• Exercise goal: Continue the study notes on analysis of nucleic acids from the point where they stop.

Analysis of Nucleic acids

Question 1

DNA cloning

Answer 1

Selective amplification of DNA sequences of interest to generate homogenous DNA populations
Can be done in vivo or in vitro

Question 2

Describe in vivo cloning

Answer 2

1. Replicon and target DNA is cut with the same restriction endonuclease (so ends are compatible)
2. Mix together
3. Join using DNA ligase
4. Transform recombinant DNA into host cell e.g. yeast
5. Selective propagation of individual colonies on agar plate- use antibiotic resistance marker so only cells that take up replicon survive
6. Expansion of cell culture and isolation of recombinant DNA

Question 3

Describe type II restriction endonucleases

Answer 3

Enzymes that cleave DNA at specific recognition sequences
Recognition sites are 4-8bp palindromic sequences
Sticky or blunt ends

Question 4

What is the result of host DNA being protected by methylation of a base in the RE site by a specific methylase?

Answer 4

Restriction endonuclease will only cleave un-methylated DNA from invading organisms, not host DNA

Question 5

Describe electrophoresis

Answer 5

DNA is negatively charged due to phosphate backbone
so moves to the anode (+ve electrode)
Smaller and more negatively charged fragments move further

Question 6

What is electrophoresis used for?

Answer 6

Separation of DNA fragments

Question 7

What happens after resolution in electrophoresis?

Answer 7

DNA can be isolated from the gel or transferred to a membrane to form a replica for hybridisation

Question 8

What is nucleic acid hybridisation?

Answer 8

method for detecting specific nucleic acid sequences

Homologous single-stranded DNA or RNA molecules combine to form double-stranded molecules

Question 9

Labelling in nucleic acid hybridisation

Answer 9

Standard assay involves a labeled nucleic acid probe to identify homologous related target molecules in a mixture of unlabelled nucleic acids

Question 10

What occurs in hybridisation assays?

Answer 10

Target DNA is immobilised on a solid support (e.g. nylon) which readily binds ss nucleic acid (denatured DNA/ mRNA)

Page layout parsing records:
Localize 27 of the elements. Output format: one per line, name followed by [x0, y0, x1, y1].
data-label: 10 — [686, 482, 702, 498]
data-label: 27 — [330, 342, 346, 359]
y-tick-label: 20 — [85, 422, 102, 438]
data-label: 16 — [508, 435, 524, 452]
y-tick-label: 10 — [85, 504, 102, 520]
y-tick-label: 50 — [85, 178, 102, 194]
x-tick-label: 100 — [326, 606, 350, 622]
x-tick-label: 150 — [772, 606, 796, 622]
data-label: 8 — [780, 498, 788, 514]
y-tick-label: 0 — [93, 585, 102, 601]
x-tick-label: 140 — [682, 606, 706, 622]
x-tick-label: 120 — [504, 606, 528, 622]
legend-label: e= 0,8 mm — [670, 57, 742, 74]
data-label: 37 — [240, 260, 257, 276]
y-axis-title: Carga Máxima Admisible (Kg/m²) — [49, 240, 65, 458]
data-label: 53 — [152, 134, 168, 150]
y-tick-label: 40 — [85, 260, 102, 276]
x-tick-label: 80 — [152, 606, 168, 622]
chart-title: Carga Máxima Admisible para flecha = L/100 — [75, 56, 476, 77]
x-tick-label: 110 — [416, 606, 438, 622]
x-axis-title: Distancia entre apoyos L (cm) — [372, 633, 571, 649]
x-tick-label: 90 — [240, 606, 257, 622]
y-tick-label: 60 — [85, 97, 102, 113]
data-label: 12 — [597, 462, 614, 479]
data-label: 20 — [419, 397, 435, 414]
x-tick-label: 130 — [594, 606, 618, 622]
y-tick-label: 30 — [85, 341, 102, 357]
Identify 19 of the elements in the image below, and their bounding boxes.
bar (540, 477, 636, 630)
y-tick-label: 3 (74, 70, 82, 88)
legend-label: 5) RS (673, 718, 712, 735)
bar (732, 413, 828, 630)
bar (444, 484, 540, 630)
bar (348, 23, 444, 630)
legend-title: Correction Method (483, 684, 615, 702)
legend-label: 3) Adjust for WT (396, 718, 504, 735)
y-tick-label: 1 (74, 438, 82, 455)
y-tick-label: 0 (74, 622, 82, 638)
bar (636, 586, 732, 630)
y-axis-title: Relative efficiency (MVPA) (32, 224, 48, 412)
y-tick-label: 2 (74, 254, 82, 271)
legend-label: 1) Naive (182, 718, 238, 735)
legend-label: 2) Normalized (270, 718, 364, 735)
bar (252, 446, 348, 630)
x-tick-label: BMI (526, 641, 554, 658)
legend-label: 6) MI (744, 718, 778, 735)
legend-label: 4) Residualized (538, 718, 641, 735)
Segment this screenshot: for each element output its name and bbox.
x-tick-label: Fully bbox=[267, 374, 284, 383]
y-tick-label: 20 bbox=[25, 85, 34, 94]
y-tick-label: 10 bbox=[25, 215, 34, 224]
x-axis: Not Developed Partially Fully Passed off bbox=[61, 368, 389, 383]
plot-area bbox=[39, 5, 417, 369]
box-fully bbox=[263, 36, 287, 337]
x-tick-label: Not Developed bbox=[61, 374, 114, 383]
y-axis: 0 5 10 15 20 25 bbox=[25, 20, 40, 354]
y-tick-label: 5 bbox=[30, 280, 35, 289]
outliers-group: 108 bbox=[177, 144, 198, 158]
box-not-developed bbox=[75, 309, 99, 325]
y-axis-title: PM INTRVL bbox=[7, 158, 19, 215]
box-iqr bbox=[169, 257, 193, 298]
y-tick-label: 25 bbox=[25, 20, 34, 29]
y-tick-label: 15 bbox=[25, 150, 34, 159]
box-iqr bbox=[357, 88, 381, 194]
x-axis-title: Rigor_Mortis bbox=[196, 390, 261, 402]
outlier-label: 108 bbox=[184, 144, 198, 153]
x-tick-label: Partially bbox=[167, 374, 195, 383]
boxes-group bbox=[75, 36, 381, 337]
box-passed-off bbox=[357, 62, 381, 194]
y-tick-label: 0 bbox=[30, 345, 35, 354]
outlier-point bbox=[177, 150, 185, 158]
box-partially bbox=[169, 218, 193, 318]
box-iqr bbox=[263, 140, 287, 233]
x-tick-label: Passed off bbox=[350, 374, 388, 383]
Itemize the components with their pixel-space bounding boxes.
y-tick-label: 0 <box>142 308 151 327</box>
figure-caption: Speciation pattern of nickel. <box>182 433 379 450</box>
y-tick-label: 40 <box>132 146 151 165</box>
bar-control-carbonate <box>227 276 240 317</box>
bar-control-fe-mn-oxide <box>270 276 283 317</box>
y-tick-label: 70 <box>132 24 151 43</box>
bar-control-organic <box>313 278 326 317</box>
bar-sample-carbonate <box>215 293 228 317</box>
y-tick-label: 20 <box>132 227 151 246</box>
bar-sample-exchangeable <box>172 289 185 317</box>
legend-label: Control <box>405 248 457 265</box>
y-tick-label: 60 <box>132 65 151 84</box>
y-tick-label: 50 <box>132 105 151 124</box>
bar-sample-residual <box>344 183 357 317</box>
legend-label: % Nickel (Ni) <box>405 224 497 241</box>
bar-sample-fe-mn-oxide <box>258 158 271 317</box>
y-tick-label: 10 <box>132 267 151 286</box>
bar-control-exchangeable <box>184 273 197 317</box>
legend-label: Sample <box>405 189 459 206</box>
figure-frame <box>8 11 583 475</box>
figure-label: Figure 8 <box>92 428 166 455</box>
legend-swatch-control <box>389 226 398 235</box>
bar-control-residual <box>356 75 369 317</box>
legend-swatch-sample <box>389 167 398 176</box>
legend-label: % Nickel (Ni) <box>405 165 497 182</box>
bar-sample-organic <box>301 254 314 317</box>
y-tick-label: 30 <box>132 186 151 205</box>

• Reply to the exercise:
Then hybridised with solution of labelled probe

Question 11

Hybridisation blotting of DNA fragments after separation

Answer 11

After resolution, DNA can be isolated from the gel or transferred to a membrane to form a replica for hybridisation with a labelled probe detected by exposure of photographic film

Question 12

What is southern blotting?

Answer 12

Making electrophoresis fragments into immobilised hybridisation ones.
Can be washed with probes and then probes washed away
Can use photographic film to see where the bands are

Question 13

Types of hybridisation assay

Answer 13

Southern blot: DNA target + DNA probe
Northern blot: RNA target + DNA probe
Colony blot: bacterial DNA target + DNA probe
Tissue in situ: RNA target + RNA probe
Chromosome in situ: chromosome target + DNA probe

Question 14

What does reverse hybridisation involve?

Answer 14

Microarrays (immobilised DNA or oligonucleotide probe, target DNA solution)

Question 15

What can Gene specific probes be used for?

Answer 15

To detect restriction fragment length polymorphisms and identify organisms genotype

Question 16

What can in situ hybridisation be used for?

Answer 16

To locate specific genes on chromosomes

Question 17

How do you denature a probe DNA?

Answer 17

Heat until hydrogen bonds between bases holding 2 strands are disrupted

Question 18

Energy needed to denature DNA probe depends on…

Answer 18

Length: longer strand = more hydrogen bonds
Base composition: GC pair has 1 more hydrogen bond than AT, so harder to break
Chemical environment: monovalent cations stabilise DNA duplex by neutralising charge on phosphate backbone
denaturants destabilise DNA duplex

Question 19

Define melting temperature

Answer 19

The midpoint temperature of transition between double stranded to single stranded nucleic acids

Question 20

Melting temperature for mammalian genomic DNA and temperature hybridisation is carrier out at

Answer 20

Tm= 87 degrees C

Hybridisation is carried out at <25 degrees below Tm

Question 21

What is hybridisation stringency?

Answer 21

The power to distinguish between related sequences

Question 22

What does hybridisation stringency increase with?

Answer 22

Increase in temperature

Decrease in Na+ concentration

Question 23

What occurs at high stringency?

Answer 23

Duplexes form only between strands with perfect 1-to-1 complementarity

Question 24

What occurs at low stringency?

Answer 24

Annealing between strands with some degree of mismatch between bases

Question 25

What is the in vitro method of DNA cloning?

Answer 25

Polymerase chain reaction (PCR)

Question 26

Describe PCR methodology

Answer 26

Denature DNA (94 degrees)
Anneal DNA with primer (50-60 degrees)
Extend primer with DNA polymerase (72 degrees)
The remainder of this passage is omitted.